### Task description
Look through the listing and report every line that has "text" in it.

### Provided information
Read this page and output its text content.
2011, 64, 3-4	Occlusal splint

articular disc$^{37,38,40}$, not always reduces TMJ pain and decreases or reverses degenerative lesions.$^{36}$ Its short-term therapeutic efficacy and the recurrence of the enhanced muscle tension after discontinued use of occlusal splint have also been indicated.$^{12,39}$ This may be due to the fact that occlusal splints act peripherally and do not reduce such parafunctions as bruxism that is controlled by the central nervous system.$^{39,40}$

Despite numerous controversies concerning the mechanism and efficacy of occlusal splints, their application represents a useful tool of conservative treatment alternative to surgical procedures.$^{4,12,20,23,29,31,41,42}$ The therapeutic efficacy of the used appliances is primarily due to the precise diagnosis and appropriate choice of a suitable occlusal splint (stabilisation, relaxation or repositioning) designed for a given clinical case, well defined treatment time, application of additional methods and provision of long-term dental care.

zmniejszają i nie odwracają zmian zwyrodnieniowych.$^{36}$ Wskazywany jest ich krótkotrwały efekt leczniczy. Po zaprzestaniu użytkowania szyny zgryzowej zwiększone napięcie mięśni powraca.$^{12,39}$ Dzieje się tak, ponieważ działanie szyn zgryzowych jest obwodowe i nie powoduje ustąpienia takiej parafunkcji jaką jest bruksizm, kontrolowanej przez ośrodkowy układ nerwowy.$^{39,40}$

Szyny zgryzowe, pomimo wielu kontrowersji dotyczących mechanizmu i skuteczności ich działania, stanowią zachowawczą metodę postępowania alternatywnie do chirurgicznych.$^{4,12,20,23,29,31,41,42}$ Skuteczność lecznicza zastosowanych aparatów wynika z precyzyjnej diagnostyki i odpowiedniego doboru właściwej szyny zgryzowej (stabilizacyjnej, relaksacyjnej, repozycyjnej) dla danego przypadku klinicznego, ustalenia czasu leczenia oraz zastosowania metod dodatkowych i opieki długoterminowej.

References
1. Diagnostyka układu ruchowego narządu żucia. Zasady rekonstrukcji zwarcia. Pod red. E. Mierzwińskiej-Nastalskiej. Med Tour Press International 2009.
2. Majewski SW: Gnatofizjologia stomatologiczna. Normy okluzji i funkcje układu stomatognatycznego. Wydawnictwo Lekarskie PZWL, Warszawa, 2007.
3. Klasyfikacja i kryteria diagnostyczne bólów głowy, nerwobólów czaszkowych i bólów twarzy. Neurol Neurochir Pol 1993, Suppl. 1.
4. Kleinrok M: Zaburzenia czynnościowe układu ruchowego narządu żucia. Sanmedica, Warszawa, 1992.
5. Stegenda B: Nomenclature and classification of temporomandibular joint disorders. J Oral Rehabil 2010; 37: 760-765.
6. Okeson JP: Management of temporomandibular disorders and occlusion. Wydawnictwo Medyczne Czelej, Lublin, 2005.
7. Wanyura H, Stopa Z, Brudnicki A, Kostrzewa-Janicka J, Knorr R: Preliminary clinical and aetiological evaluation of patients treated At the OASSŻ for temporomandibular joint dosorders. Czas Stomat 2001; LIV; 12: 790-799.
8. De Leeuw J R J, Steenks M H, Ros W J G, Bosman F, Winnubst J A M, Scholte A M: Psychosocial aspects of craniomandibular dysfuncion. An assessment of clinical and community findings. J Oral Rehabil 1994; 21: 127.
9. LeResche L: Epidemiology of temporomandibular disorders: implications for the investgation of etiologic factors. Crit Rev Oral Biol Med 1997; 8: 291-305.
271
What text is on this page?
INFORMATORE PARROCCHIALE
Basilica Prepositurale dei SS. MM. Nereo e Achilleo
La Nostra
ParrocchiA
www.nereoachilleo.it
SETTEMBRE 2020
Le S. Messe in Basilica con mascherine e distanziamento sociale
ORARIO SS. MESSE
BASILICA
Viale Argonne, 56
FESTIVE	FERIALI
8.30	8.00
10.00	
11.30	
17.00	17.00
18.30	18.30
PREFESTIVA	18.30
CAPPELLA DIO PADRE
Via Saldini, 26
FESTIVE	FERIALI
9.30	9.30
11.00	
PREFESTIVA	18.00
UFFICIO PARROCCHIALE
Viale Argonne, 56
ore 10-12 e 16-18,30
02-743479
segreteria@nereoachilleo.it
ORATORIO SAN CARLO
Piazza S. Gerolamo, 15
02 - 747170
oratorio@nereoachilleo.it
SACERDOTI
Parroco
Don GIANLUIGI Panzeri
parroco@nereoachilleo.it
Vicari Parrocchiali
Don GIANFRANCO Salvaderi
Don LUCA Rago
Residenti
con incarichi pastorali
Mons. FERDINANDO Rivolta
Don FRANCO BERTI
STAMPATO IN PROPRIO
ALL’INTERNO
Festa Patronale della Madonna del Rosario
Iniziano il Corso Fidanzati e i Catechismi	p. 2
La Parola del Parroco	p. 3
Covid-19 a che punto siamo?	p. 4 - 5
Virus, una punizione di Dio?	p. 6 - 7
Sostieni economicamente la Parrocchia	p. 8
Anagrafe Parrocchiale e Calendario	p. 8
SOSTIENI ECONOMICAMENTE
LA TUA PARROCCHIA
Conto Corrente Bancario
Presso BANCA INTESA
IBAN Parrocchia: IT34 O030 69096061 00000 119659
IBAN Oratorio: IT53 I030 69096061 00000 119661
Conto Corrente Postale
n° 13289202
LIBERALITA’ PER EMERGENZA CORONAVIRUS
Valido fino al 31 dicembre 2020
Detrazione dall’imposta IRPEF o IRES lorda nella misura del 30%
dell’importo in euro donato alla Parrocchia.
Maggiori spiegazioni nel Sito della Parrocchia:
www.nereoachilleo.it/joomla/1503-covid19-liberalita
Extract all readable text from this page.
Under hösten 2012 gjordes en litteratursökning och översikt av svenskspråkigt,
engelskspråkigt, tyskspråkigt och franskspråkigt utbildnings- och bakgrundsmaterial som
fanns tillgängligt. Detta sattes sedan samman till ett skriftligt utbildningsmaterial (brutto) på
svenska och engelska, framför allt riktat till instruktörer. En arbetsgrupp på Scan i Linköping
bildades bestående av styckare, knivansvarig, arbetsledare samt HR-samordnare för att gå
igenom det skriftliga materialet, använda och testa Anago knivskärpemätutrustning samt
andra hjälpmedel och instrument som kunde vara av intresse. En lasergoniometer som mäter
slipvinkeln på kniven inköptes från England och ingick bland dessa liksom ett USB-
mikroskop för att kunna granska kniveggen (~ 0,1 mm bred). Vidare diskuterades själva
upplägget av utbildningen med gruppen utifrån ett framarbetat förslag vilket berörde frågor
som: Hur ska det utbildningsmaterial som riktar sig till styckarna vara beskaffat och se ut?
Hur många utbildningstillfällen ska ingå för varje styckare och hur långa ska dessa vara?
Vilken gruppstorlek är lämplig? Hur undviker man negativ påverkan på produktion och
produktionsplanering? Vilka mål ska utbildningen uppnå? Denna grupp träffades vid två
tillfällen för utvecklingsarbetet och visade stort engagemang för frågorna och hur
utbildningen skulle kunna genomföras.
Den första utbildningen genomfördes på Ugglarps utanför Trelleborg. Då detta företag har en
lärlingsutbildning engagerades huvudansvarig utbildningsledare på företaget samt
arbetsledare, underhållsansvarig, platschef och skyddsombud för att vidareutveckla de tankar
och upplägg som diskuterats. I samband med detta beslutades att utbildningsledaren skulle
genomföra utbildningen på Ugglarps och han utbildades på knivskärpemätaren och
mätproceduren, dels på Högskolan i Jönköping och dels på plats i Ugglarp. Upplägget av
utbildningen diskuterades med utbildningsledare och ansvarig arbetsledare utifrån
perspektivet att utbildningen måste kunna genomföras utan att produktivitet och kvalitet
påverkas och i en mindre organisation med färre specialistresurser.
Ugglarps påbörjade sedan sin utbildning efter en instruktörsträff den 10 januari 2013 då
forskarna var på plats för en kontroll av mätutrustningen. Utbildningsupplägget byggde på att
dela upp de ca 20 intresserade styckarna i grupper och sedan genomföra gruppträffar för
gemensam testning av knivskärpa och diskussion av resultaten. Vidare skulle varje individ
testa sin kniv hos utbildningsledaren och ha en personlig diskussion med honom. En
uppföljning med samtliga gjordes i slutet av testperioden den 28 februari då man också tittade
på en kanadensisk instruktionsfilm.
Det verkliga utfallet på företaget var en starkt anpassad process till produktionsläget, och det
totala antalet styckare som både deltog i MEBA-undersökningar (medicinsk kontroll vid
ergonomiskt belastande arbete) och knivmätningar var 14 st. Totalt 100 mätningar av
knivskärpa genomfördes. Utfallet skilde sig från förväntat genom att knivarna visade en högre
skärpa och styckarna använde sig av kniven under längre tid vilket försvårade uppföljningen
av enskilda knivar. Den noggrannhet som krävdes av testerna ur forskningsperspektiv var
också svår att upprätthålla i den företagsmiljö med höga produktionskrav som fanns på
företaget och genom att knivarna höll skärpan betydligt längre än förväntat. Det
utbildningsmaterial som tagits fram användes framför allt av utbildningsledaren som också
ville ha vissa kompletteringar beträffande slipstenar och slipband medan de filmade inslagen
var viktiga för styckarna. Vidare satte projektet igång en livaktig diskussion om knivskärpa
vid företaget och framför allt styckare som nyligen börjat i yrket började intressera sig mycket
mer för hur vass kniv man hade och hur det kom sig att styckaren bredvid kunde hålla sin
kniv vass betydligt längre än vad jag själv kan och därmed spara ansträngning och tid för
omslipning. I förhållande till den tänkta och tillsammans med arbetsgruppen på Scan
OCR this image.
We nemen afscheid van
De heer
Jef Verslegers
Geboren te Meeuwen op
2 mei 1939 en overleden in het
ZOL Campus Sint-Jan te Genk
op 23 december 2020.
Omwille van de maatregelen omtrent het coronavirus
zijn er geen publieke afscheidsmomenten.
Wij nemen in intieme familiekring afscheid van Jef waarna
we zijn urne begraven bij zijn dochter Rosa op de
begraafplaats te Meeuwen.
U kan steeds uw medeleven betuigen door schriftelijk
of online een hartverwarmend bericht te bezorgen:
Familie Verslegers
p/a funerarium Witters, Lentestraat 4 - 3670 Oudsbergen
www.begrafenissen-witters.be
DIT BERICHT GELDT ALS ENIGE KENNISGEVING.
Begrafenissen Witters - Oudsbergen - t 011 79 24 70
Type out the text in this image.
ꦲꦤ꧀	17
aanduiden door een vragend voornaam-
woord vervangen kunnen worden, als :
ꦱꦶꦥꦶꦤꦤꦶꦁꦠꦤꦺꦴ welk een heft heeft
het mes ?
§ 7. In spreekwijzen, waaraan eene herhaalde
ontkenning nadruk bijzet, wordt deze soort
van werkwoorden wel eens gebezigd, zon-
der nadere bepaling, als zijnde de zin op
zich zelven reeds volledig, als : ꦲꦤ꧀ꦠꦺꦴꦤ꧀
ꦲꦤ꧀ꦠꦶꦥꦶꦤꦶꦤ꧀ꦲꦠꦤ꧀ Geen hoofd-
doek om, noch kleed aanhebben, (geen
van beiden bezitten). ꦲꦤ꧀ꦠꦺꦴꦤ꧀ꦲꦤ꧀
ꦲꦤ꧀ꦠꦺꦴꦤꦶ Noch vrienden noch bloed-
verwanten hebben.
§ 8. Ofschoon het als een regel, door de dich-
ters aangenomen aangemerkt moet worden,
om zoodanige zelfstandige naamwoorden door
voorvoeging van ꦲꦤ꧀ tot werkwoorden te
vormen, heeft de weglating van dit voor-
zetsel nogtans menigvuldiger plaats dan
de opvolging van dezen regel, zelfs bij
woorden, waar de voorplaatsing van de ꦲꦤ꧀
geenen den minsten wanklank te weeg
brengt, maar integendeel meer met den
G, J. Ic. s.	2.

### Answer box
Read this page and output its text content.
What text is on this page?
Extract all readable text from this page.
Type out the text in this image.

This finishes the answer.